_Text section_:
* * * * * * * * *
The tank list consists of:

75 gallon tank

water ph ~ 5.5 - 6.5
water temp ~ 82 F

eheim 2126 pro II thermofilter w/spray bar
hydor circulation pump(s?)

dark sand
driftwood
pink granite

moonlight - in tank mount and waterproof
t5 48x2 - 2 (6500k x 2 and 6500k + colormax)

water lettuce - pistia stratiotes
red amazon swords - echinodorus sp. 'red special'
tiger temple plant - hygrophila sp. 'tiger'
brazilian pennywort - hydrocotyle leucocephala

green laser cory - 4 - corydoras aneaus sp. 'green laser'
orange laser cory - 4 - corydoras aneaus sp. 'orange laser'
huarani oto - 10 - otocinclus huaorani
electric blue ram - 4 (2 pair) - mikrogeophagus ramirezi sp. 'electric blue'
cardinal tetra - 20 - paracheirodon axelrodi
purple tetra - 20 - hyphessobrycon metae
marbled hatchetfish - 10 - carnegiella strigata

*maybe*
L-129 orinoco zebra pleco - 1 - hypancistrus debilittera


*back-ups*
rummy nose tetra - hemigrammus rhodostomus
green neon tetra - paracheirodon simulans


I want to do a low-tech/lower light set up so I went with plants requiring lower doses of co2 and light. I will probably be dosing my tank with Seachem Flourish and Flourish Excel to help boost the plant life. The modified component comes in when I introduce the hybrid plants and the color variations of the corys and rams.
* * * * * * * * *
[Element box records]
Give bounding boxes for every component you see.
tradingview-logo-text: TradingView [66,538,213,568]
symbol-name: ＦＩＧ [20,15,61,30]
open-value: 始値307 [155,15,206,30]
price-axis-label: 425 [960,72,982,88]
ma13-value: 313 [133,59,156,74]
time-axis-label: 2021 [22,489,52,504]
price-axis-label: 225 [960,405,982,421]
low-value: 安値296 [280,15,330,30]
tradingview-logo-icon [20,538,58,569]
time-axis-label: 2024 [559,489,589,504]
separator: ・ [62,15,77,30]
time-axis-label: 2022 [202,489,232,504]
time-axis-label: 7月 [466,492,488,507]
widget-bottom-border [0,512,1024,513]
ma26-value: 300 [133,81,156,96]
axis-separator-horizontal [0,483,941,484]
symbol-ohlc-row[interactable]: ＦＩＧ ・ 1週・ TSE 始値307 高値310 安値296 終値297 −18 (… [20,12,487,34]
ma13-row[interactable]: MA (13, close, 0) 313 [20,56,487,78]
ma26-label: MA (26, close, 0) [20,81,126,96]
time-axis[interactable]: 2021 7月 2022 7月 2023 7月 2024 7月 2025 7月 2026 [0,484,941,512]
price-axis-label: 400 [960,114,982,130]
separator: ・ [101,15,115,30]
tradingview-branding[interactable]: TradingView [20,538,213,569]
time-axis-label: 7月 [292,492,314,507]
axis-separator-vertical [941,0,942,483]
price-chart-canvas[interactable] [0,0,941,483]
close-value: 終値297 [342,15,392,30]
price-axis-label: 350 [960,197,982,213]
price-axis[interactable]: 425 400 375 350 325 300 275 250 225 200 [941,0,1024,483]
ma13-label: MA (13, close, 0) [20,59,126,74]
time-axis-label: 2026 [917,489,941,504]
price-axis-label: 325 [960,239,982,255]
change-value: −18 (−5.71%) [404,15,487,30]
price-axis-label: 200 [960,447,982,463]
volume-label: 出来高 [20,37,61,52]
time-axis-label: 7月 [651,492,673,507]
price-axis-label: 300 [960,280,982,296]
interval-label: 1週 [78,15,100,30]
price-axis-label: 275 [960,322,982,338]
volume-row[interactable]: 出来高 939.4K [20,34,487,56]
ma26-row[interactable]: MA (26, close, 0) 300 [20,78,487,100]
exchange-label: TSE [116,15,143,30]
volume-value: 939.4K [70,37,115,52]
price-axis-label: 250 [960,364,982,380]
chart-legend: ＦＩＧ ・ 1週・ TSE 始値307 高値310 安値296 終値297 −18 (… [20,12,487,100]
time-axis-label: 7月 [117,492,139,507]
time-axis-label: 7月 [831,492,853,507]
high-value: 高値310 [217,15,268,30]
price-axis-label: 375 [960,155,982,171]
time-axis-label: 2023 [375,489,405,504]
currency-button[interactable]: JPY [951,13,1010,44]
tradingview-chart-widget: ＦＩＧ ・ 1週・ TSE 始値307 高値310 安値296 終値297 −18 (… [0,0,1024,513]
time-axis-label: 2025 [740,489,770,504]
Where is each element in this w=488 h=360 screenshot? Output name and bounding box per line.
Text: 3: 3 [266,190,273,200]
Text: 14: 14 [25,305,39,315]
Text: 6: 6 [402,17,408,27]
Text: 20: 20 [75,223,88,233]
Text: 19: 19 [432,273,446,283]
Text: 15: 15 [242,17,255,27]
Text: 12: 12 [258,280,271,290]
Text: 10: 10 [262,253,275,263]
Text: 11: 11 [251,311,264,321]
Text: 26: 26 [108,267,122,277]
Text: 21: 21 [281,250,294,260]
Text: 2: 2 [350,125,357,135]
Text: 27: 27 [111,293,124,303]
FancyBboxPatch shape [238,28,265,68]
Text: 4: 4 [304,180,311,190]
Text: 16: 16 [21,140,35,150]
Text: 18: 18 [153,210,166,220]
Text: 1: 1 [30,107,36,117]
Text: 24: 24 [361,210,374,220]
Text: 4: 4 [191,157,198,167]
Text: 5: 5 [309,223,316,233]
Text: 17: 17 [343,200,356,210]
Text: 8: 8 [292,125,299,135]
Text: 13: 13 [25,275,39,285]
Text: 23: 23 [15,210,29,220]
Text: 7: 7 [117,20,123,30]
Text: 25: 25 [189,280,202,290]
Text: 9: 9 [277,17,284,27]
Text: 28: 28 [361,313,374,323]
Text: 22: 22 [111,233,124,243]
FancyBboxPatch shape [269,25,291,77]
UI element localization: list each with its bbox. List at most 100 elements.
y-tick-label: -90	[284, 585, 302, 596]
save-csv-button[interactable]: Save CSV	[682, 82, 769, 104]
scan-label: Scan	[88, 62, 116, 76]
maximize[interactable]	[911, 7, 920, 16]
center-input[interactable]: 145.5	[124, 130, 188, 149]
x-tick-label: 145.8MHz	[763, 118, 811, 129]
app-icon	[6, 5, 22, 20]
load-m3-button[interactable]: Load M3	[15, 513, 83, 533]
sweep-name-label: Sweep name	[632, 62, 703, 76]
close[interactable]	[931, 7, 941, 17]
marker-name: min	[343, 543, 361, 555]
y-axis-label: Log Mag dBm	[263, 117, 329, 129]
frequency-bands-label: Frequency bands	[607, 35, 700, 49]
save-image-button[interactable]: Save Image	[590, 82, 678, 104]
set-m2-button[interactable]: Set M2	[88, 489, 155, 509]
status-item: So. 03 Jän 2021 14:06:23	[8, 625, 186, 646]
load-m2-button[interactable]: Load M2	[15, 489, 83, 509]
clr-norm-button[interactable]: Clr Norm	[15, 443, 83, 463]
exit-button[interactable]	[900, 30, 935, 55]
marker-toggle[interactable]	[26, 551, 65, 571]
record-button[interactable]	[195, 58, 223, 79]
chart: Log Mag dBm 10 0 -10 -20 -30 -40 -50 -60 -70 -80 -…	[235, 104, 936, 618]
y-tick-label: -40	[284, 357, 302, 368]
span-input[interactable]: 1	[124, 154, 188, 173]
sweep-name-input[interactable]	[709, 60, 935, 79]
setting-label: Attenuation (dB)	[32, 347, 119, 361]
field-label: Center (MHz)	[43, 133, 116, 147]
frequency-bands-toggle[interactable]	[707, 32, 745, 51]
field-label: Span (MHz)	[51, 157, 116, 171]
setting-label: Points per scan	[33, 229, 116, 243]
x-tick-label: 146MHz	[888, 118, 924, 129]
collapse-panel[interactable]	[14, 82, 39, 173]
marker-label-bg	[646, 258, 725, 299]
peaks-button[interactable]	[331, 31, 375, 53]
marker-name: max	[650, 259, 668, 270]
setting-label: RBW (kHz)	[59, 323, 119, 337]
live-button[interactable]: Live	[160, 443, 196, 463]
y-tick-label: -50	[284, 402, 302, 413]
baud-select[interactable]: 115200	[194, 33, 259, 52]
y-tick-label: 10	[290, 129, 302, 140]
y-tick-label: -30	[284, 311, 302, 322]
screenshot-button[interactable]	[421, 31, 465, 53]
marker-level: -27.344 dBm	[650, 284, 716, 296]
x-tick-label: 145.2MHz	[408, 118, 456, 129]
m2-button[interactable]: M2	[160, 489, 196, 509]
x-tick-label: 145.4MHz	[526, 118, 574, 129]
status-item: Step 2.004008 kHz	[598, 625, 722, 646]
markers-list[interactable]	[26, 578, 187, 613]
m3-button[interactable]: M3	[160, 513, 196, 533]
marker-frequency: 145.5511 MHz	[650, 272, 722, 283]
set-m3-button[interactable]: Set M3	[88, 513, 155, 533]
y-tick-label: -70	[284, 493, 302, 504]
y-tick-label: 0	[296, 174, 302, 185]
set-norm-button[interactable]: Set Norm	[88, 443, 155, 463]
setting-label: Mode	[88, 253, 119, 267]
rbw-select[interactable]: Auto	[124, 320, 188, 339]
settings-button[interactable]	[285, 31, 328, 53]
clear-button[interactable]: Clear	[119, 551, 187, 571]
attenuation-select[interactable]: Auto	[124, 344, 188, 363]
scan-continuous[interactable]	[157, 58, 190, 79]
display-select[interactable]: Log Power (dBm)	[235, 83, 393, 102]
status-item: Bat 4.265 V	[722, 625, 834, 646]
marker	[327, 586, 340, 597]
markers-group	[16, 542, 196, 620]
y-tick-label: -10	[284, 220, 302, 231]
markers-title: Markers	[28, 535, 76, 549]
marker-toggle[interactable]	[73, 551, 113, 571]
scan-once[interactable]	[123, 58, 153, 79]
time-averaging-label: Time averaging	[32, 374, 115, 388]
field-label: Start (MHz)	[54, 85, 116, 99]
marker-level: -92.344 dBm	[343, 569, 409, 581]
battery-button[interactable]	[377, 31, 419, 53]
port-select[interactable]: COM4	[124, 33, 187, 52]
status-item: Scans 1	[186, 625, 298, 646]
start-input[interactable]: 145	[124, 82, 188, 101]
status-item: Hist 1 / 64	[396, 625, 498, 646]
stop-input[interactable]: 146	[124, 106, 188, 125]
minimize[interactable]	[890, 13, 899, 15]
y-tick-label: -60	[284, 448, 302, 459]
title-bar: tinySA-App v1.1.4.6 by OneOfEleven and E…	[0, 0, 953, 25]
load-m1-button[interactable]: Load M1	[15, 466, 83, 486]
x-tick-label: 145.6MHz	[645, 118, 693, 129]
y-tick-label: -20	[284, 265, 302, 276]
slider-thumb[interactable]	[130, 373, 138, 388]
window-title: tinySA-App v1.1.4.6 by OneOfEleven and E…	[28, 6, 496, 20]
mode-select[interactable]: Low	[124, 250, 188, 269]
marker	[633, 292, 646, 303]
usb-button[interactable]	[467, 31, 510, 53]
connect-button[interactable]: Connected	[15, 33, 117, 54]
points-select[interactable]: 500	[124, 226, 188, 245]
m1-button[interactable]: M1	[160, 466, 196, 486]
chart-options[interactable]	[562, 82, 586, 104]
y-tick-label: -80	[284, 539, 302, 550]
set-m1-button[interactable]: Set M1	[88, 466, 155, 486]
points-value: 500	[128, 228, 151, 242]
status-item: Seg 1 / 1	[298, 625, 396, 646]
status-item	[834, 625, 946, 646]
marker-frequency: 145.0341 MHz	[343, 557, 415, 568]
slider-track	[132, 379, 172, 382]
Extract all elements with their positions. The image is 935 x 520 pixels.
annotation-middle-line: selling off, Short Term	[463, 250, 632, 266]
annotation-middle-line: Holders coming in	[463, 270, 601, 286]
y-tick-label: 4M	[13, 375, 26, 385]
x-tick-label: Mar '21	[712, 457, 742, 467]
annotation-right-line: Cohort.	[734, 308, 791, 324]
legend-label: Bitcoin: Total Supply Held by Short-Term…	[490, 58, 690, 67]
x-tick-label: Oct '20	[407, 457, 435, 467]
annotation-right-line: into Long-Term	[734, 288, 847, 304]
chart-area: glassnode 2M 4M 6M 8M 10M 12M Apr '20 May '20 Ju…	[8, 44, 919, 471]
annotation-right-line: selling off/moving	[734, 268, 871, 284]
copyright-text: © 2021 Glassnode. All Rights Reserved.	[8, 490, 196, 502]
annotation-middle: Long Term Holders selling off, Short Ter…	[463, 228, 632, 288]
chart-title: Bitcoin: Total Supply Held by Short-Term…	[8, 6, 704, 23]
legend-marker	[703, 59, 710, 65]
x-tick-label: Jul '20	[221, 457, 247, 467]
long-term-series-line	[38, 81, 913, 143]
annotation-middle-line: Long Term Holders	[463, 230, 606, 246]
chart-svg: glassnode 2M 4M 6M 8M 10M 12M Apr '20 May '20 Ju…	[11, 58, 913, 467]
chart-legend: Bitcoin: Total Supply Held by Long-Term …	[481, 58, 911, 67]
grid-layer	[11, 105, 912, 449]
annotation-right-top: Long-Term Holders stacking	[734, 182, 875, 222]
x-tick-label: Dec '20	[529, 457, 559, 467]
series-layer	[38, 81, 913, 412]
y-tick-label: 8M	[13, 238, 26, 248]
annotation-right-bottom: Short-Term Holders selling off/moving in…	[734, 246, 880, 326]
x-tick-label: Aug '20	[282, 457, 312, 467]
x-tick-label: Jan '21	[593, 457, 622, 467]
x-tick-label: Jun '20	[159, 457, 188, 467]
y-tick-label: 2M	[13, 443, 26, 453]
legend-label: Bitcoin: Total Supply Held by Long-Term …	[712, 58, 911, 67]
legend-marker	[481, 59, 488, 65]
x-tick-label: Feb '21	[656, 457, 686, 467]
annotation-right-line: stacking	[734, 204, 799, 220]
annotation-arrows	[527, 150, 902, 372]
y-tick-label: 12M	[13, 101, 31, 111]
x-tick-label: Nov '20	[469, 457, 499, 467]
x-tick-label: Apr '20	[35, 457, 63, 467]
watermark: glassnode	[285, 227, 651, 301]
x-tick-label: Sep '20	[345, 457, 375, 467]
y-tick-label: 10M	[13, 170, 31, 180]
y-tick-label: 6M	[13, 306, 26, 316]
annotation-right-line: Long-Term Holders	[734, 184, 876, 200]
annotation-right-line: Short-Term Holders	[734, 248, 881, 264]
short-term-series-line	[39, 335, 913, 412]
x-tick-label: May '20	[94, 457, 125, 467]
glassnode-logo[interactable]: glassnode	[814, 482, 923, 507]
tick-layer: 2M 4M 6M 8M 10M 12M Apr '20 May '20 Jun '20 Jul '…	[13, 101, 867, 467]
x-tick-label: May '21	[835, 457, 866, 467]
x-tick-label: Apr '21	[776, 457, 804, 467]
* * * * * * * * *
_Task prompt_: Please write the next part of the aquarium tank list, continuing after its last sentence.

_Output of the exercise_:
Is there any concern that I would be over-stocked?
Is my filtration adequate?
Anything else I should be worried about?
Ryan

Good people drink good beer - Hunter S. Thompson

nkambae User avatar
Level 7 Member
Level 7 Member

Posts: 943
Location: Brooklyn Park
It's always nice for me to see someone starting up a planted tank. Some thoughts came to mind while reading through your post.

This looks like a two bulb fixture but the parenthetic notation looks like you have two 6500k bulbs and one colormax. 108 watts of t5 ho on a 75 should be good but 162 watts is starting to get into a high light situation.

"moonlight - in tank mount and waterproof
t5 48x2 - 2 (6500k x 2 and 6500k + colormax)"


162 watts of t5 ho will definitely benefit from CO2 injection.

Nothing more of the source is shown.